Exercise directions - Could you write out the records below exactly as they appear, leaving out any pictures?

Items from a dataset:
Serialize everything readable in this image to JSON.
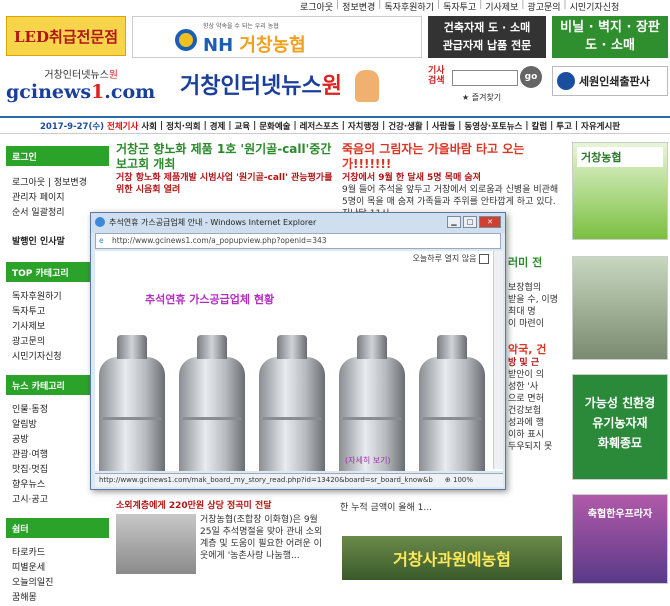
{
  "top_links": [
    "로그아웃",
    "정보변경",
    "독자후원하기",
    "독자투고",
    "기사제보",
    "광고문의",
    "시민기자신청"
  ],
  "ads": {
    "led": "LED취급전문점",
    "nh_small": "향상 약속을 수 되는 우리 농협",
    "nh_logo": "NH",
    "nh_name": "거창농협",
    "building": [
      "건축자재 도 · 소매",
      "관급자재 납품 전문"
    ],
    "vinyl": [
      "비닐 · 벽지 · 장판",
      "도 · 소매"
    ],
    "print": "세원인쇄출판사"
  },
  "site": {
    "logo_kr": "거창인터넷뉴스",
    "logo_kr_em": "원",
    "logo_domain": "gcinews",
    "logo_domain_em": "1",
    "logo_tld": ".com",
    "banner": "거창인터넷뉴스",
    "banner_em": "원"
  },
  "search": {
    "label": "기사검색",
    "button": "go",
    "favorite": "즐겨찾기"
  },
  "nav": {
    "date": "2017-9-27(수)",
    "items": [
      "전체기사",
      "사회",
      "정치·의회",
      "경제",
      "교육",
      "문화예술",
      "레저스포츠",
      "자치행정",
      "건강·생활",
      "사람들",
      "동영상·포토뉴스",
      "칼럼",
      "투고",
      "자유게시판"
    ]
  },
  "sidebar": {
    "login_head": "로그인",
    "login_items": [
      "로그아웃 | 정보변경",
      "관리자 페이지",
      "순서 일괄정리"
    ],
    "issue": "발행인 인사말",
    "top_head": "TOP 카테고리",
    "top_items": [
      "독자후원하기",
      "독자투고",
      "기사제보",
      "광고문의",
      "시민기자신청"
    ],
    "news_head": "뉴스 카테고리",
    "news_items": [
      "인물·동정",
      "알림방",
      "공방",
      "관광·여행",
      "맛집·멋집",
      "향우뉴스",
      "고시·공고"
    ],
    "rest_head": "쉼터",
    "rest_items": [
      "타로카드",
      "띠별운세",
      "오늘의일진",
      "꿈해몽"
    ]
  },
  "articles": {
    "a1_title": "거창군 향노화 제품 1호 '원기골-call'중간보고회 개최",
    "a1_sub": "거창 항노화 제품개발 시범사업 '원기골-call' 관능평가를 위한 시음회 열려",
    "a2_title": "죽음의 그림자는 가을바람 타고 오는가!!!!!!!",
    "a2_sub": "거창에서 9월 한 달새 5명 목매 숨져",
    "a2_body": "9월 들어 추석을 앞두고 거창에서 외로움과 신병을 비관해 5명이 목을 매 숨져 가족들과 주위를 안타깝게 하고 있다. 지난달 11시",
    "a3_title": "소외계층에게 220만원 상당 정곡미 전달",
    "a3_body": "거창농협(조합장 이화형)은 9월 25일 추석명절을 맞아 관내 소외계층 및 도움이 필요한 어려운 이웃에게 '농촌사랑 나눔행...",
    "right_frag": [
      "러미 전",
      "보장협의",
      "받을 수, 이명",
      "최대 명",
      "이 마련이",
      "악국, 건",
      "방 및 근",
      "받안이 의",
      "성한 '사",
      "으로 면허",
      "건강보험",
      "성과에 행",
      "이하 표시",
      "두우되지 못",
      "한 누적 금액이 올해 1..."
    ]
  },
  "right_ads": {
    "nh": "거창농협",
    "eco": [
      "가능성 친환경",
      "유기농자재",
      "화훼종묘"
    ],
    "hanwoo": "축협한우프라자"
  },
  "bottom_banner": "거창사과원예농협",
  "popup": {
    "title": "추석연휴 가스공급업체 안내 - Windows Internet Explorer",
    "url": "http://www.gcinews1.com/a_popupview.php?openid=343",
    "close_check": "오늘하루 열지 않음",
    "heading": "추석연휴 가스공급업체 현황",
    "detail": "(자세히 보기)",
    "status_url": "http://www.gcinews1.com/mak_board_my_story_read.php?id=13420&board=sr_board_know&b",
    "zoom": "100%"
  }
}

Answer below -
Serialize everything readable in this image to JSON.
{
  "top_links": [
    "로그아웃",
    "정보변경",
    "독자후원하기",
    "독자투고",
    "기사제보",
    "광고문의",
    "시민기자신청"
  ],
  "ads": {
    "led": "LED취급전문점",
    "nh_small": "향상 약속을 수 되는 우리 농협",
    "nh_logo": "NH",
    "nh_name": "거창농협",
    "building": [
      "건축자재 도 · 소매",
      "관급자재 납품 전문"
    ],
    "vinyl": [
      "비닐 · 벽지 · 장판",
      "도 · 소매"
    ],
    "print": "세원인쇄출판사"
  },
  "site": {
    "logo_kr": "거창인터넷뉴스",
    "logo_kr_em": "원",
    "logo_domain": "gcinews",
    "logo_domain_em": "1",
    "logo_tld": ".com",
    "banner": "거창인터넷뉴스",
    "banner_em": "원"
  },
  "search": {
    "label": "기사검색",
    "button": "go",
    "favorite": "즐겨찾기"
  },
  "nav": {
    "date": "2017-9-27(수)",
    "items": [
      "전체기사",
      "사회",
      "정치·의회",
      "경제",
      "교육",
      "문화예술",
      "레저스포츠",
      "자치행정",
      "건강·생활",
      "사람들",
      "동영상·포토뉴스",
      "칼럼",
      "투고",
      "자유게시판"
    ]
  },
  "sidebar": {
    "login_head": "로그인",
    "login_items": [
      "로그아웃 | 정보변경",
      "관리자 페이지",
      "순서 일괄정리"
    ],
    "issue": "발행인 인사말",
    "top_head": "TOP 카테고리",
    "top_items": [
      "독자후원하기",
      "독자투고",
      "기사제보",
      "광고문의",
      "시민기자신청"
    ],
    "news_head": "뉴스 카테고리",
    "news_items": [
      "인물·동정",
      "알림방",
      "공방",
      "관광·여행",
      "맛집·멋집",
      "향우뉴스",
      "고시·공고"
    ],
    "rest_head": "쉼터",
    "rest_items": [
      "타로카드",
      "띠별운세",
      "오늘의일진",
      "꿈해몽"
    ]
  },
  "articles": {
    "a1_title": "거창군 향노화 제품 1호 '원기골-call'중간보고회 개최",
    "a1_sub": "거창 항노화 제품개발 시범사업 '원기골-call' 관능평가를 위한 시음회 열려",
    "a2_title": "죽음의 그림자는 가을바람 타고 오는가!!!!!!!",
    "a2_sub": "거창에서 9월 한 달새 5명 목매 숨져",
    "a2_body": "9월 들어 추석을 앞두고 거창에서 외로움과 신병을 비관해 5명이 목을 매 숨져 가족들과 주위를 안타깝게 하고 있다. 지난달 11시",
    "a3_title": "소외계층에게 220만원 상당 정곡미 전달",
    "a3_body": "거창농협(조합장 이화형)은 9월 25일 추석명절을 맞아 관내 소외계층 및 도움이 필요한 어려운 이웃에게 '농촌사랑 나눔행...",
    "right_frag": [
      "러미 전",
      "보장협의",
      "받을 수, 이명",
      "최대 명",
      "이 마련이",
      "악국, 건",
      "방 및 근",
      "받안이 의",
      "성한 '사",
      "으로 면허",
      "건강보험",
      "성과에 행",
      "이하 표시",
      "두우되지 못",
      "한 누적 금액이 올해 1..."
    ]
  },
  "right_ads": {
    "nh": "거창농협",
    "eco": [
      "가능성 친환경",
      "유기농자재",
      "화훼종묘"
    ],
    "hanwoo": "축협한우프라자"
  },
  "bottom_banner": "거창사과원예농협",
  "popup": {
    "title": "추석연휴 가스공급업체 안내 - Windows Internet Explorer",
    "url": "http://www.gcinews1.com/a_popupview.php?openid=343",
    "close_check": "오늘하루 열지 않음",
    "heading": "추석연휴 가스공급업체 현황",
    "detail": "(자세히 보기)",
    "status_url": "http://www.gcinews1.com/mak_board_my_story_read.php?id=13420&board=sr_board_know&b",
    "zoom": "100%"
  }
}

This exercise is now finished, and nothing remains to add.